:: Information shown ::
-- begin --

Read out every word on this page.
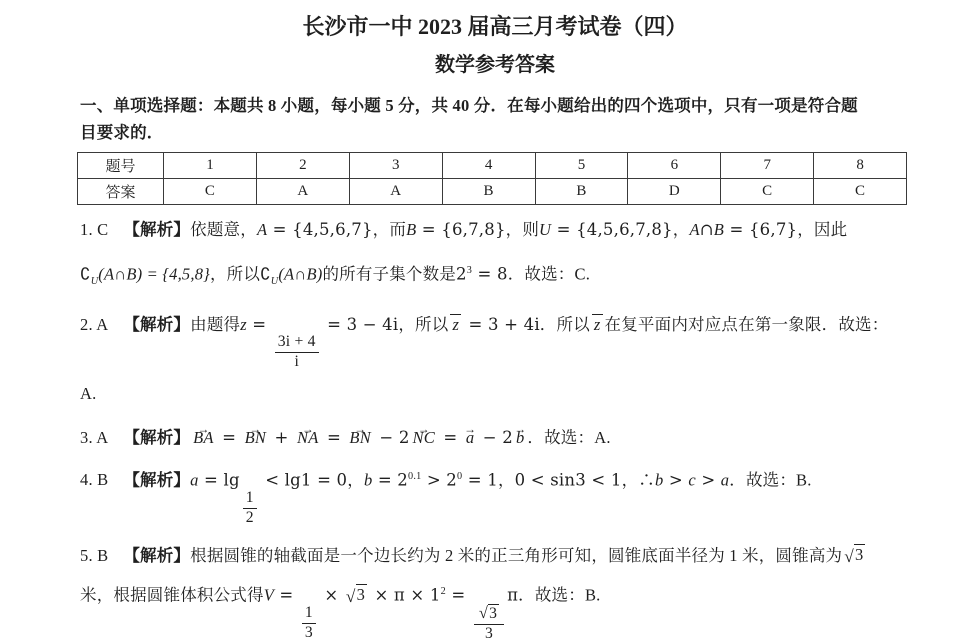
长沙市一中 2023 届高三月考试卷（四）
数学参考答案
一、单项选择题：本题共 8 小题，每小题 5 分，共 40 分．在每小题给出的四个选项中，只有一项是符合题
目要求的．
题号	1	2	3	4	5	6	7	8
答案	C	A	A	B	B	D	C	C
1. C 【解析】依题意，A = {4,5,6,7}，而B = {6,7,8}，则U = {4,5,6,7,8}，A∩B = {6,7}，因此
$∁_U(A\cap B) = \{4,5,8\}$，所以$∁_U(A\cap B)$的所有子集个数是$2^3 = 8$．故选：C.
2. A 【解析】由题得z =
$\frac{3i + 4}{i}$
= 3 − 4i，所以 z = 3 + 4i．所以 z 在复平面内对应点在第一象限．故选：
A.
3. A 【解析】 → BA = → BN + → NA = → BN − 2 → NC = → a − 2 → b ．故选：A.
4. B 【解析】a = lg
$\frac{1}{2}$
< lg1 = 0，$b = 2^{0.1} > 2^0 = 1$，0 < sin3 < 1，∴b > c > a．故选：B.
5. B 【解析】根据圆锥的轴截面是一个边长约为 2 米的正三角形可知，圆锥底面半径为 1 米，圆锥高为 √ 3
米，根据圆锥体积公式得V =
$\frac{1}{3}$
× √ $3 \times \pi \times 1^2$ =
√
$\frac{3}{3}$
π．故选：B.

-- end --
-- begin --

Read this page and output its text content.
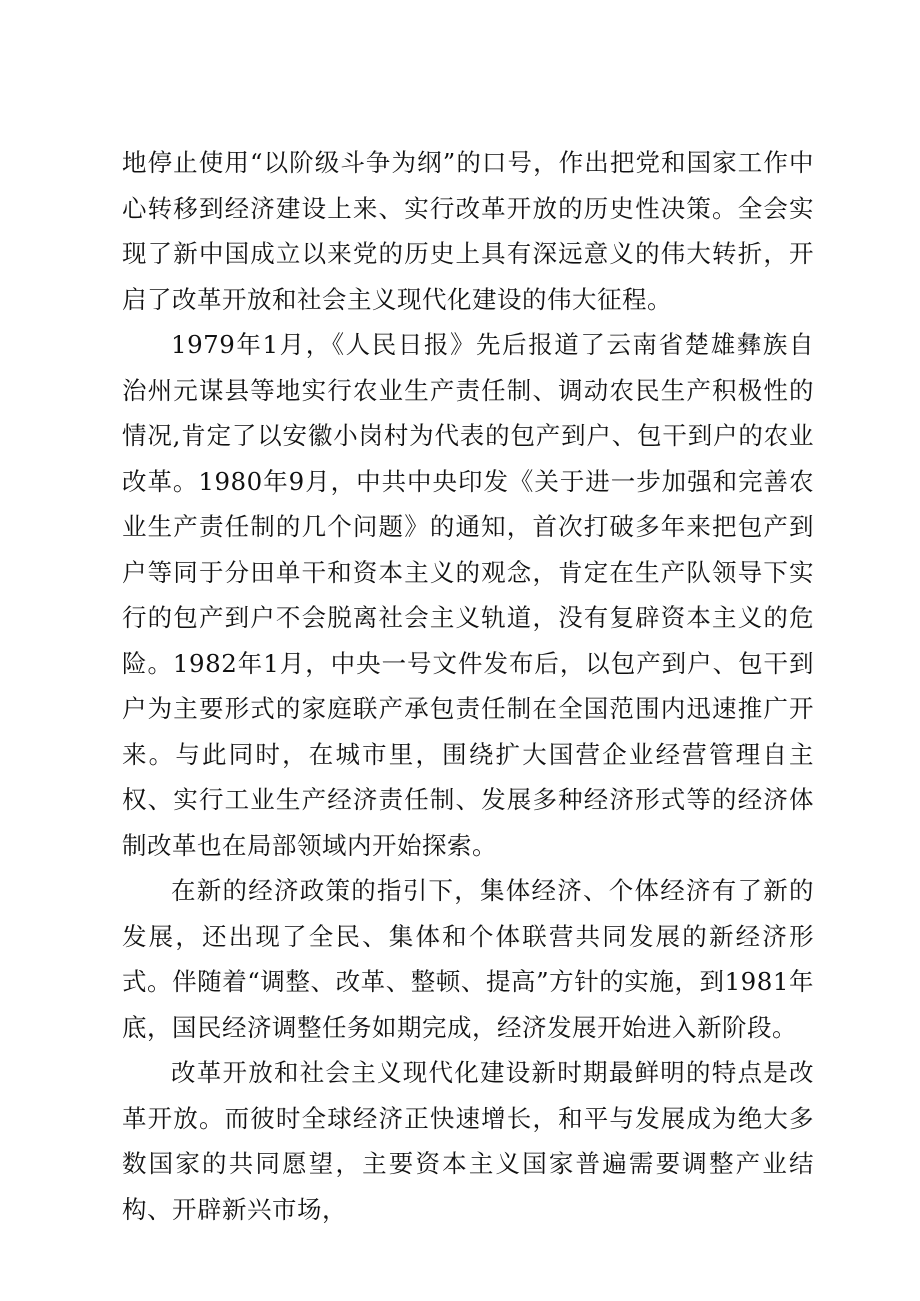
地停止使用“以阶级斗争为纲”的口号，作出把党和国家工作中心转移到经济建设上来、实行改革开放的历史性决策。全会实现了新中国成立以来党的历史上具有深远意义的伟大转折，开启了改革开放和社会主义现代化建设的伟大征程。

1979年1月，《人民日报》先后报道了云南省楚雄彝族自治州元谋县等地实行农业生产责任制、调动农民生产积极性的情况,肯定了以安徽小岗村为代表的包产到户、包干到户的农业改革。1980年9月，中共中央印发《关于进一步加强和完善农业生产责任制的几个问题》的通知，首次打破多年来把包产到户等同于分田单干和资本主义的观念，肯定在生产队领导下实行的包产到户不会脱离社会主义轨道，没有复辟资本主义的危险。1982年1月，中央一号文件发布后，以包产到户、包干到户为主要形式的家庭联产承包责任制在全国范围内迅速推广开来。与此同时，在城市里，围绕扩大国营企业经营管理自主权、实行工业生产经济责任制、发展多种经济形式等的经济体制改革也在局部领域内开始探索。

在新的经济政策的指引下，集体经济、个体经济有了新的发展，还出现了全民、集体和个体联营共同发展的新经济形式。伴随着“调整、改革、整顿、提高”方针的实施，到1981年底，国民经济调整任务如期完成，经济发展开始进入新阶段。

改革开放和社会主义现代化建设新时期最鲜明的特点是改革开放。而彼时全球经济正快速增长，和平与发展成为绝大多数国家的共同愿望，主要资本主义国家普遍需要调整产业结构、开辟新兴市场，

-- end --

:: Exercise aim ::
Return nothing except the number of lines that include the string "page".

:: Exercise answer ::
2